WORK TO BE COMPLETED: Return the listing below exactly, with the pictures dropped.

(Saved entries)
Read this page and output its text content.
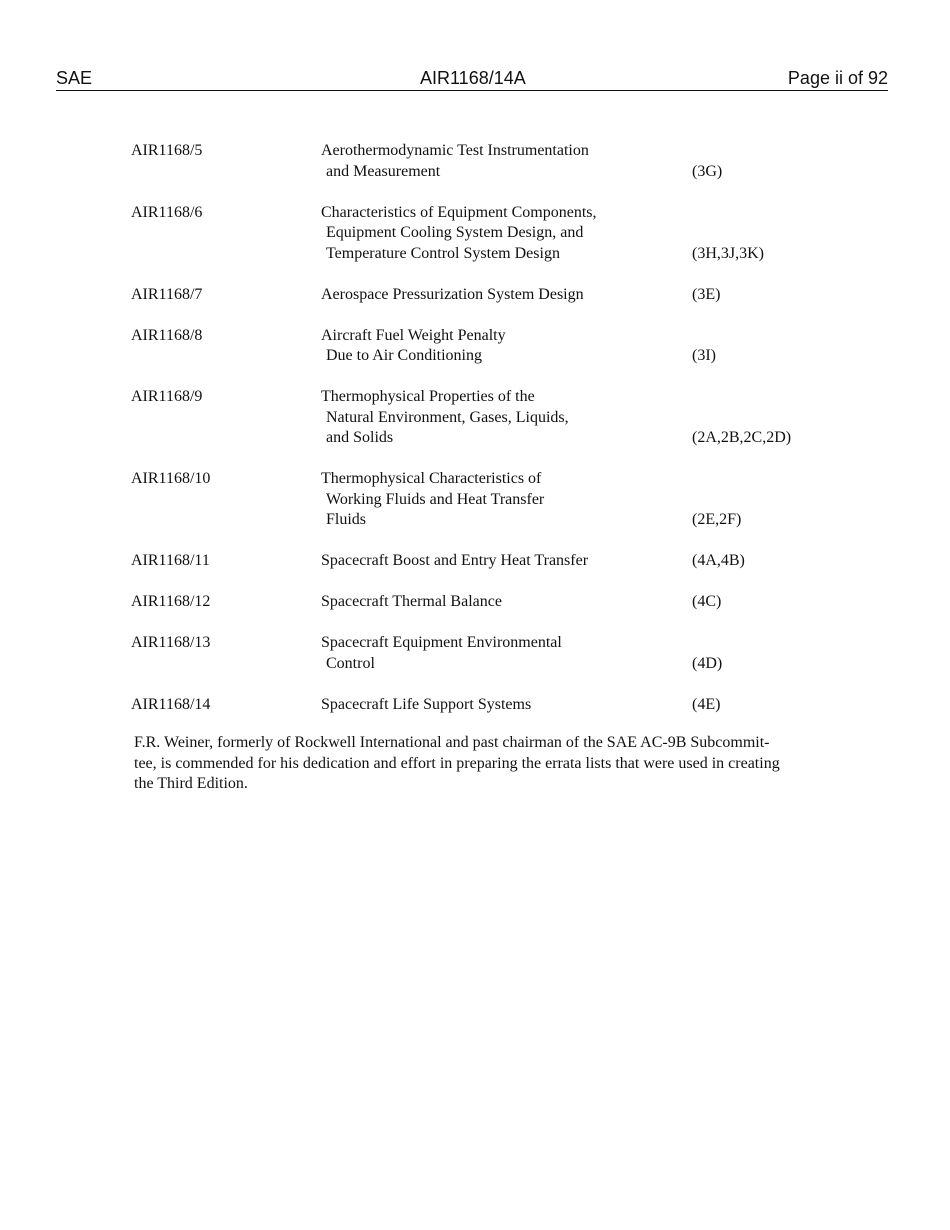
SAE	AIR1168/14A	Page ii of 92
AIR1168/5	Aerothermodynamic Test Instrumentation
and Measurement	(3G)
AIR1168/6	Characteristics of Equipment Components,
Equipment Cooling System Design, and
Temperature Control System Design	(3H,3J,3K)
AIR1168/7	Aerospace Pressurization System Design	(3E)
AIR1168/8	Aircraft Fuel Weight Penalty
Due to Air Conditioning	(3I)
AIR1168/9	Thermophysical Properties of the
Natural Environment, Gases, Liquids,
and Solids	(2A,2B,2C,2D)
AIR1168/10	Thermophysical Characteristics of
Working Fluids and Heat Transfer
Fluids	(2E,2F)
AIR1168/11	Spacecraft Boost and Entry Heat Transfer	(4A,4B)
AIR1168/12	Spacecraft Thermal Balance	(4C)
AIR1168/13	Spacecraft Equipment Environmental
Control	(4D)
AIR1168/14	Spacecraft Life Support Systems	(4E)
F.R. Weiner, formerly of Rockwell International and past chairman of the SAE AC-9B Subcommit-
tee, is commended for his dedication and effort in preparing the errata lists that were used in creating
the Third Edition.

THE OUTPUT:
Read this page and output its text content.
SAE	AIR1168/14A	Page ii of 92
AIR1168/5	Aerothermodynamic Test Instrumentation
and Measurement	(3G)
AIR1168/6	Characteristics of Equipment Components,
Equipment Cooling System Design, and
Temperature Control System Design	(3H,3J,3K)
AIR1168/7	Aerospace Pressurization System Design	(3E)
AIR1168/8	Aircraft Fuel Weight Penalty
Due to Air Conditioning	(3I)
AIR1168/9	Thermophysical Properties of the
Natural Environment, Gases, Liquids,
and Solids	(2A,2B,2C,2D)
AIR1168/10	Thermophysical Characteristics of
Working Fluids and Heat Transfer
Fluids	(2E,2F)
AIR1168/11	Spacecraft Boost and Entry Heat Transfer	(4A,4B)
AIR1168/12	Spacecraft Thermal Balance	(4C)
AIR1168/13	Spacecraft Equipment Environmental
Control	(4D)
AIR1168/14	Spacecraft Life Support Systems	(4E)
F.R. Weiner, formerly of Rockwell International and past chairman of the SAE AC-9B Subcommit-
tee, is commended for his dedication and effort in preparing the errata lists that were used in creating
the Third Edition.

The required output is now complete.